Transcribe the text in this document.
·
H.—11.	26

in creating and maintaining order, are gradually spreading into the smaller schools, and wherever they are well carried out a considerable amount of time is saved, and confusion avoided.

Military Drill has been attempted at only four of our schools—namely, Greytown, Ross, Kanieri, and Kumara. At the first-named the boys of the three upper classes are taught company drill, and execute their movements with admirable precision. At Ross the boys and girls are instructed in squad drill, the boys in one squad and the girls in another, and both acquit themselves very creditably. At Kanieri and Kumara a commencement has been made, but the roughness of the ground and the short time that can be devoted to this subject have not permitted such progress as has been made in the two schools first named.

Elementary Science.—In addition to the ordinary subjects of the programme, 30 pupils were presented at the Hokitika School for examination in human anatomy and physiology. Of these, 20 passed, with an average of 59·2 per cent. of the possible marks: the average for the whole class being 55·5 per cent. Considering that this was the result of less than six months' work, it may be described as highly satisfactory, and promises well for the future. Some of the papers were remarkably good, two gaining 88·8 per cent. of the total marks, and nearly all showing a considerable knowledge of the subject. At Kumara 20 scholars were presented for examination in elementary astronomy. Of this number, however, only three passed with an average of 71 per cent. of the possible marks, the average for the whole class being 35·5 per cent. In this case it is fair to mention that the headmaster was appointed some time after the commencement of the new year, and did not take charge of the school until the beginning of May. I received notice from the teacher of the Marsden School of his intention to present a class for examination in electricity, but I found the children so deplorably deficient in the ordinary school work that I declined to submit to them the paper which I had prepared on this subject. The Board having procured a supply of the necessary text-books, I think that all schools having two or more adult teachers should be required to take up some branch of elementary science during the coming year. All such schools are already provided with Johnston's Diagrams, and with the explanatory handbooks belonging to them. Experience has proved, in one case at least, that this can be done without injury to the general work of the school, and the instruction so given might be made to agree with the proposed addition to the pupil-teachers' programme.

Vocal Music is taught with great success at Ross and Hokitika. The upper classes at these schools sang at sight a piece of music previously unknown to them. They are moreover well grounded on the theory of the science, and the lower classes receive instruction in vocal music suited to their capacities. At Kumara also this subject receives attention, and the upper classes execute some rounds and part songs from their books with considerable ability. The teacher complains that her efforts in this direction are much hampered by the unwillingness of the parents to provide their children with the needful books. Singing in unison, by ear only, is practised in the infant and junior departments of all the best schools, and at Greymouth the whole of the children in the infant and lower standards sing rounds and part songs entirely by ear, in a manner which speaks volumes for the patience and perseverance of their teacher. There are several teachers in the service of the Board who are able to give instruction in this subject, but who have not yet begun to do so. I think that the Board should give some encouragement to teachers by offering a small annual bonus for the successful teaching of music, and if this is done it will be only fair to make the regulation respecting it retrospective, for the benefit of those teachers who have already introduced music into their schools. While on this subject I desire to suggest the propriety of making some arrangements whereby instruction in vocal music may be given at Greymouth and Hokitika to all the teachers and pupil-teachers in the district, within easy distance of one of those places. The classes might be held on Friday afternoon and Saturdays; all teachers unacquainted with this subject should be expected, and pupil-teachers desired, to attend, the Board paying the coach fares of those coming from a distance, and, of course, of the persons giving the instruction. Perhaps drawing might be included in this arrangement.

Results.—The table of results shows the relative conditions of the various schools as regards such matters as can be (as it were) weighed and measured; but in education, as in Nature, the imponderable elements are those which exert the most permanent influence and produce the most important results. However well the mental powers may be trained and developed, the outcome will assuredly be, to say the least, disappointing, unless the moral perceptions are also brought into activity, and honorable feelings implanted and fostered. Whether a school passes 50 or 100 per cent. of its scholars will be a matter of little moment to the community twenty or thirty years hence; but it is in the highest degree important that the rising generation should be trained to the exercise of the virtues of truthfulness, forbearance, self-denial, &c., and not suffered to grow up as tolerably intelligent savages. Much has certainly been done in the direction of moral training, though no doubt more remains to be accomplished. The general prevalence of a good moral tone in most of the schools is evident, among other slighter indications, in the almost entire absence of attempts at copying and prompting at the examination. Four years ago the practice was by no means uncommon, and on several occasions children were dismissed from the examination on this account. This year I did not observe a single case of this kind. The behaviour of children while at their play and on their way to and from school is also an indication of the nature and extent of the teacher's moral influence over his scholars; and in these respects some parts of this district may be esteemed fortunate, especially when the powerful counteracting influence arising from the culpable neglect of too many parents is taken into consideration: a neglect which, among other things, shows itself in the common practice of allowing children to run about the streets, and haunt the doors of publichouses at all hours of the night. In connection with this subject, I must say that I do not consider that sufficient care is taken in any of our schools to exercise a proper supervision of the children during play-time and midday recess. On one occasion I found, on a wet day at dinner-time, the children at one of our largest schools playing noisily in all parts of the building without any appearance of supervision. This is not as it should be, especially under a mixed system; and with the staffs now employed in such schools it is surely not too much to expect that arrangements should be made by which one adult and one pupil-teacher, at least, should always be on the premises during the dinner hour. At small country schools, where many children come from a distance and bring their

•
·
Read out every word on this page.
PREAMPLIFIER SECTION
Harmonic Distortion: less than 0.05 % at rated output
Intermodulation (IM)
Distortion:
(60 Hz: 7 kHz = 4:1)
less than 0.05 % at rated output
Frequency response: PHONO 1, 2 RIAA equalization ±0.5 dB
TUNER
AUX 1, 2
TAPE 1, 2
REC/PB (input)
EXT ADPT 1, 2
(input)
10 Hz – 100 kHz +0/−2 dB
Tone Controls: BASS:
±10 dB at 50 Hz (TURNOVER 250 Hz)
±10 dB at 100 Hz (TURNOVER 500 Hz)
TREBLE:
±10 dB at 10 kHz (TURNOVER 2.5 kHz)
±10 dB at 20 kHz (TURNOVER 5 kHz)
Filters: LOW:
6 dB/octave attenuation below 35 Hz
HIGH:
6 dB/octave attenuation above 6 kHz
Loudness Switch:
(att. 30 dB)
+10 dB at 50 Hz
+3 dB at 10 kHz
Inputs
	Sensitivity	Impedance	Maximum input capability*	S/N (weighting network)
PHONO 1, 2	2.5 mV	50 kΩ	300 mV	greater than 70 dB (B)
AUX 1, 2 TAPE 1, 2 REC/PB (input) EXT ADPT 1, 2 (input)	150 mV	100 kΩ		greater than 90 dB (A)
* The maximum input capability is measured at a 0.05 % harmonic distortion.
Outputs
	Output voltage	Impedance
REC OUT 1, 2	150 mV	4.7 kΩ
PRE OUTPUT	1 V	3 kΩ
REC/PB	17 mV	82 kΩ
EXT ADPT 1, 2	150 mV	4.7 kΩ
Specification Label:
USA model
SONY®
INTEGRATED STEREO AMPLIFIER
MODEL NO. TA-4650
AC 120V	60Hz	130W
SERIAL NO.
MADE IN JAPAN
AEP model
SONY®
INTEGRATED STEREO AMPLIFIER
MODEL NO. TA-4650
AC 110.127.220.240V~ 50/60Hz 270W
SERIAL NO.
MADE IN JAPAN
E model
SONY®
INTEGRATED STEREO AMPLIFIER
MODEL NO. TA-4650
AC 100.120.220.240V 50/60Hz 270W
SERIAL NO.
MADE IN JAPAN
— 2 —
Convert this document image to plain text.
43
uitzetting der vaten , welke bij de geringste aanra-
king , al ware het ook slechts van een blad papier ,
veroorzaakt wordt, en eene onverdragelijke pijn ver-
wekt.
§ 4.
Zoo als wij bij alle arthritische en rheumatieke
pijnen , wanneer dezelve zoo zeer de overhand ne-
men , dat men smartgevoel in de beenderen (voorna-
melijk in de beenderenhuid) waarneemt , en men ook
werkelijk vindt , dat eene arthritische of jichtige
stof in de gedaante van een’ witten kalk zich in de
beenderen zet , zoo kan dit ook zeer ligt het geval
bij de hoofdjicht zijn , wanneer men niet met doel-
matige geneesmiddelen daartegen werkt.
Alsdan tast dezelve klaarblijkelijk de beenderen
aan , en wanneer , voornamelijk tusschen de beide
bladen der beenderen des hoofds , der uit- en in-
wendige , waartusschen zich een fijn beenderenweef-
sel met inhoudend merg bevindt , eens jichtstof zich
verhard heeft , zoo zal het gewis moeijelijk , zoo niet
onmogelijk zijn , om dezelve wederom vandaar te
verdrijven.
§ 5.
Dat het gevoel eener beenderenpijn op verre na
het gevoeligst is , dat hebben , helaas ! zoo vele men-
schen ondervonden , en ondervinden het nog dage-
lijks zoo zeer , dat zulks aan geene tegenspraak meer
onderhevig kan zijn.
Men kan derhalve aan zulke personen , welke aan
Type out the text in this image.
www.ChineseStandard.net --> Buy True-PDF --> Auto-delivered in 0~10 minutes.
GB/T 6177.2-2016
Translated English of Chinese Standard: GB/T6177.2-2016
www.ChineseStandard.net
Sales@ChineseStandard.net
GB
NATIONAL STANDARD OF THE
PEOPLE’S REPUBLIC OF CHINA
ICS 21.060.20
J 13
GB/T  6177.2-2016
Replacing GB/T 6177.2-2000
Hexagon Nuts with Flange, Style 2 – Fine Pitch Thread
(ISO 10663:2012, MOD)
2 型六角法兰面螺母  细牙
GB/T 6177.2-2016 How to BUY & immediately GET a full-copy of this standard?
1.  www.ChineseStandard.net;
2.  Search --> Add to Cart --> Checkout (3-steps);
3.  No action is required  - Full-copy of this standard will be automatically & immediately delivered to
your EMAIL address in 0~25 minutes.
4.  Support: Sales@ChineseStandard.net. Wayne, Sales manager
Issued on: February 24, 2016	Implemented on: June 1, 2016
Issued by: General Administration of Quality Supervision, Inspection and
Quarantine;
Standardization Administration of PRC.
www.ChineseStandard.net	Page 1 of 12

========

OBJECTIVE:
Find the count of lines in the data above where the string "delivered" occurs. Provide that number alone.

WRITTEN RESPONSE:
2